What the exercise asks: With the pictures left out, copy the listing below exactly.

_____

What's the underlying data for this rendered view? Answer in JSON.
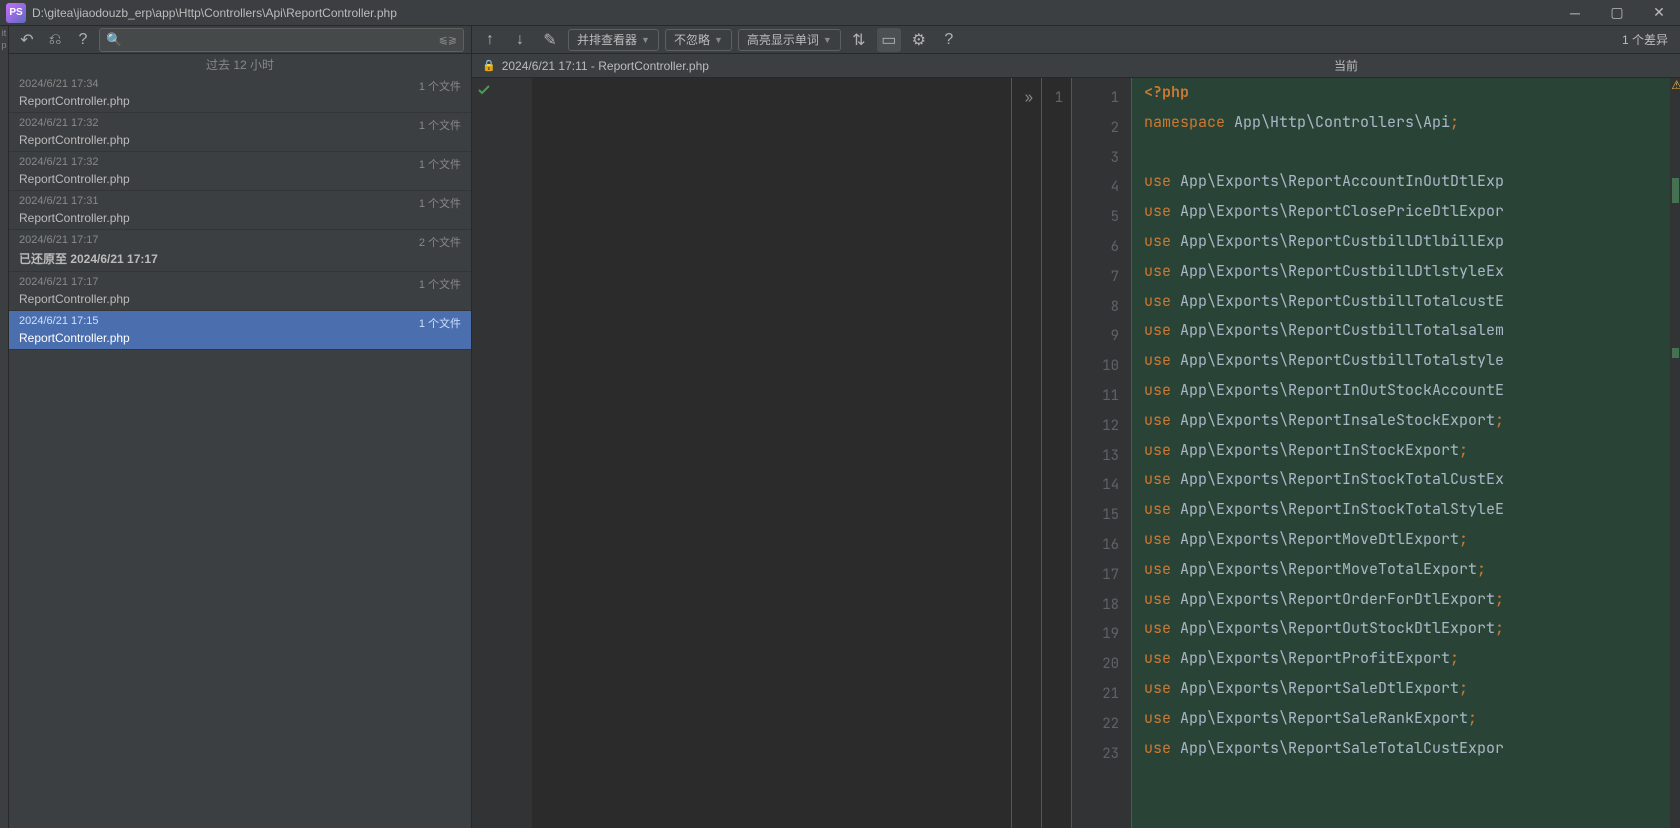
{
  "title_path": "D:\\gitea\\jiaodouzb_erp\\app\\Http\\Controllers\\Api\\ReportController.php",
  "logo_text": "PS",
  "toolbar": {
    "diffview_label": "并排查看器",
    "ignore_label": "不忽略",
    "highlight_label": "高亮显示单词"
  },
  "diff_status": "1 个差异",
  "history_header": "过去 12 小时",
  "file_count_1": "1 个文件",
  "file_count_2": "2 个文件",
  "history": [
    {
      "time": "2024/6/21 17:34",
      "name": "ReportController.php",
      "count": "1 个文件"
    },
    {
      "time": "2024/6/21 17:32",
      "name": "ReportController.php",
      "count": "1 个文件"
    },
    {
      "time": "2024/6/21 17:32",
      "name": "ReportController.php",
      "count": "1 个文件"
    },
    {
      "time": "2024/6/21 17:31",
      "name": "ReportController.php",
      "count": "1 个文件"
    },
    {
      "time": "2024/6/21 17:17",
      "name": "已还原至 2024/6/21 17:17",
      "count": "2 个文件",
      "bold": true
    },
    {
      "time": "2024/6/21 17:17",
      "name": "ReportController.php",
      "count": "1 个文件"
    },
    {
      "time": "2024/6/21 17:15",
      "name": "ReportController.php",
      "count": "1 个文件",
      "selected": true
    }
  ],
  "left_tab": "2024/6/21 17:11 - ReportController.php",
  "right_tab": "当前",
  "left_line": "1",
  "right_lines": [
    "1",
    "2",
    "3",
    "4",
    "5",
    "6",
    "7",
    "8",
    "9",
    "10",
    "11",
    "12",
    "13",
    "14",
    "15",
    "16",
    "17",
    "18",
    "19",
    "20",
    "21",
    "22",
    "23"
  ],
  "code": [
    {
      "type": "phptag",
      "text": "<?php"
    },
    {
      "type": "ns",
      "kw": "namespace",
      "rest": " App\\Http\\Controllers\\Api",
      "semi": ";"
    },
    {
      "type": "blank"
    },
    {
      "type": "use",
      "kw": "use",
      "rest": " App\\Exports\\ReportAccountInOutDtlExp"
    },
    {
      "type": "use",
      "kw": "use",
      "rest": " App\\Exports\\ReportClosePriceDtlExpor"
    },
    {
      "type": "use",
      "kw": "use",
      "rest": " App\\Exports\\ReportCustbillDtlbillExp"
    },
    {
      "type": "use",
      "kw": "use",
      "rest": " App\\Exports\\ReportCustbillDtlstyleEx"
    },
    {
      "type": "use",
      "kw": "use",
      "rest": " App\\Exports\\ReportCustbillTotalcustE"
    },
    {
      "type": "use",
      "kw": "use",
      "rest": " App\\Exports\\ReportCustbillTotalsalem"
    },
    {
      "type": "use",
      "kw": "use",
      "rest": " App\\Exports\\ReportCustbillTotalstyle"
    },
    {
      "type": "use",
      "kw": "use",
      "rest": " App\\Exports\\ReportInOutStockAccountE"
    },
    {
      "type": "use",
      "kw": "use",
      "rest": " App\\Exports\\ReportInsaleStockExport",
      "semi": ";"
    },
    {
      "type": "use",
      "kw": "use",
      "rest": " App\\Exports\\ReportInStockExport",
      "semi": ";"
    },
    {
      "type": "use",
      "kw": "use",
      "rest": " App\\Exports\\ReportInStockTotalCustEx"
    },
    {
      "type": "use",
      "kw": "use",
      "rest": " App\\Exports\\ReportInStockTotalStyleE"
    },
    {
      "type": "use",
      "kw": "use",
      "rest": " App\\Exports\\ReportMoveDtlExport",
      "semi": ";"
    },
    {
      "type": "use",
      "kw": "use",
      "rest": " App\\Exports\\ReportMoveTotalExport",
      "semi": ";"
    },
    {
      "type": "use",
      "kw": "use",
      "rest": " App\\Exports\\ReportOrderForDtlExport",
      "semi": ";"
    },
    {
      "type": "use",
      "kw": "use",
      "rest": " App\\Exports\\ReportOutStockDtlExport",
      "semi": ";"
    },
    {
      "type": "use",
      "kw": "use",
      "rest": " App\\Exports\\ReportProfitExport",
      "semi": ";"
    },
    {
      "type": "use",
      "kw": "use",
      "rest": " App\\Exports\\ReportSaleDtlExport",
      "semi": ";"
    },
    {
      "type": "use",
      "kw": "use",
      "rest": " App\\Exports\\ReportSaleRankExport",
      "semi": ";"
    },
    {
      "type": "use",
      "kw": "use",
      "rest": " App\\Exports\\ReportSaleTotalCustExpor"
    }
  ]
}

_____

Answer to this problem:
What's the underlying data for this rendered view? Answer in JSON.
{
  "title_path": "D:\\gitea\\jiaodouzb_erp\\app\\Http\\Controllers\\Api\\ReportController.php",
  "logo_text": "PS",
  "toolbar": {
    "diffview_label": "并排查看器",
    "ignore_label": "不忽略",
    "highlight_label": "高亮显示单词"
  },
  "diff_status": "1 个差异",
  "history_header": "过去 12 小时",
  "file_count_1": "1 个文件",
  "file_count_2": "2 个文件",
  "history": [
    {
      "time": "2024/6/21 17:34",
      "name": "ReportController.php",
      "count": "1 个文件"
    },
    {
      "time": "2024/6/21 17:32",
      "name": "ReportController.php",
      "count": "1 个文件"
    },
    {
      "time": "2024/6/21 17:32",
      "name": "ReportController.php",
      "count": "1 个文件"
    },
    {
      "time": "2024/6/21 17:31",
      "name": "ReportController.php",
      "count": "1 个文件"
    },
    {
      "time": "2024/6/21 17:17",
      "name": "已还原至 2024/6/21 17:17",
      "count": "2 个文件",
      "bold": true
    },
    {
      "time": "2024/6/21 17:17",
      "name": "ReportController.php",
      "count": "1 个文件"
    },
    {
      "time": "2024/6/21 17:15",
      "name": "ReportController.php",
      "count": "1 个文件",
      "selected": true
    }
  ],
  "left_tab": "2024/6/21 17:11 - ReportController.php",
  "right_tab": "当前",
  "left_line": "1",
  "right_lines": [
    "1",
    "2",
    "3",
    "4",
    "5",
    "6",
    "7",
    "8",
    "9",
    "10",
    "11",
    "12",
    "13",
    "14",
    "15",
    "16",
    "17",
    "18",
    "19",
    "20",
    "21",
    "22",
    "23"
  ],
  "code": [
    {
      "type": "phptag",
      "text": "<?php"
    },
    {
      "type": "ns",
      "kw": "namespace",
      "rest": " App\\Http\\Controllers\\Api",
      "semi": ";"
    },
    {
      "type": "blank"
    },
    {
      "type": "use",
      "kw": "use",
      "rest": " App\\Exports\\ReportAccountInOutDtlExp"
    },
    {
      "type": "use",
      "kw": "use",
      "rest": " App\\Exports\\ReportClosePriceDtlExpor"
    },
    {
      "type": "use",
      "kw": "use",
      "rest": " App\\Exports\\ReportCustbillDtlbillExp"
    },
    {
      "type": "use",
      "kw": "use",
      "rest": " App\\Exports\\ReportCustbillDtlstyleEx"
    },
    {
      "type": "use",
      "kw": "use",
      "rest": " App\\Exports\\ReportCustbillTotalcustE"
    },
    {
      "type": "use",
      "kw": "use",
      "rest": " App\\Exports\\ReportCustbillTotalsalem"
    },
    {
      "type": "use",
      "kw": "use",
      "rest": " App\\Exports\\ReportCustbillTotalstyle"
    },
    {
      "type": "use",
      "kw": "use",
      "rest": " App\\Exports\\ReportInOutStockAccountE"
    },
    {
      "type": "use",
      "kw": "use",
      "rest": " App\\Exports\\ReportInsaleStockExport",
      "semi": ";"
    },
    {
      "type": "use",
      "kw": "use",
      "rest": " App\\Exports\\ReportInStockExport",
      "semi": ";"
    },
    {
      "type": "use",
      "kw": "use",
      "rest": " App\\Exports\\ReportInStockTotalCustEx"
    },
    {
      "type": "use",
      "kw": "use",
      "rest": " App\\Exports\\ReportInStockTotalStyleE"
    },
    {
      "type": "use",
      "kw": "use",
      "rest": " App\\Exports\\ReportMoveDtlExport",
      "semi": ";"
    },
    {
      "type": "use",
      "kw": "use",
      "rest": " App\\Exports\\ReportMoveTotalExport",
      "semi": ";"
    },
    {
      "type": "use",
      "kw": "use",
      "rest": " App\\Exports\\ReportOrderForDtlExport",
      "semi": ";"
    },
    {
      "type": "use",
      "kw": "use",
      "rest": " App\\Exports\\ReportOutStockDtlExport",
      "semi": ";"
    },
    {
      "type": "use",
      "kw": "use",
      "rest": " App\\Exports\\ReportProfitExport",
      "semi": ";"
    },
    {
      "type": "use",
      "kw": "use",
      "rest": " App\\Exports\\ReportSaleDtlExport",
      "semi": ";"
    },
    {
      "type": "use",
      "kw": "use",
      "rest": " App\\Exports\\ReportSaleRankExport",
      "semi": ";"
    },
    {
      "type": "use",
      "kw": "use",
      "rest": " App\\Exports\\ReportSaleTotalCustExpor"
    }
  ]
}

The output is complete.